READING TEXT:

Social Security · Claiming Strategy

Should I Take Social Security at 62, 67, or 70?

As of 2026 Reflects 2026 benefit figures 9 min read

The Short Answer

There is no single right age. Claiming at 62 permanently reduces your benefit by about 30%. Claiming at your full retirement age of 67 gives you 100% of what you earned. Delaying to 70 increases it by 24%. The right choice depends on your health, whether you need the income now, your marital status, and whether you are still working. For most people in good health with other income, waiting pays off. For those with health concerns or an immediate need, claiming earlier can be the right call.

This is one of the most consequential financial decisions of your life, and it is largely irreversible. The difference between the best and worst choice for your situation can exceed $100,000 over a retirement. The good news: once you understand the actual mechanics, the right answer for you becomes much clearer.

GIVEN EXERCISE A:
In the Social Security claiming article, what is the full retirement age?
GIVEN EXERCISE B:
Reproduce the Social Security claiming article word for word, everything from "The Short Answer" down to "the right call.".

STORED DATA:
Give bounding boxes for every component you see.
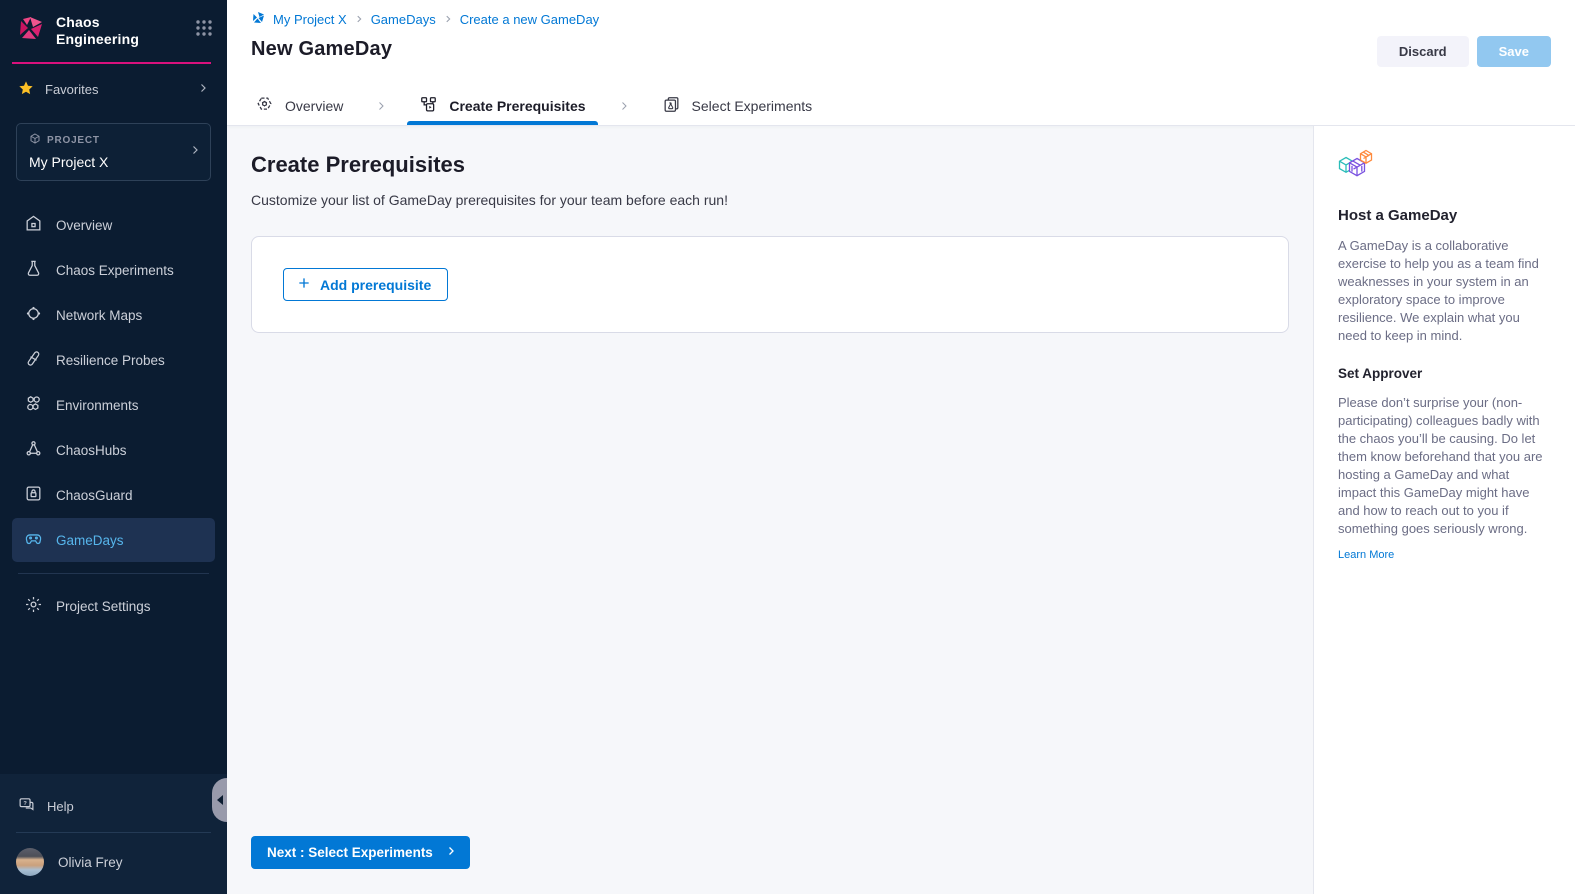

FULL RESPONSE A:
The full retirement age is 67.

FULL RESPONSE B:
The Short Answer

There is no single right age. Claiming at 62 permanently reduces your benefit by about 30%. Claiming at your full retirement age of 67 gives you 100% of what you earned. Delaying to 70 increases it by 24%. The right choice depends on your health, whether you need the income now, your marital status, and whether you are still working. For most people in good health with other income, waiting pays off. For those with health concerns or an immediate need, claiming earlier can be the right call.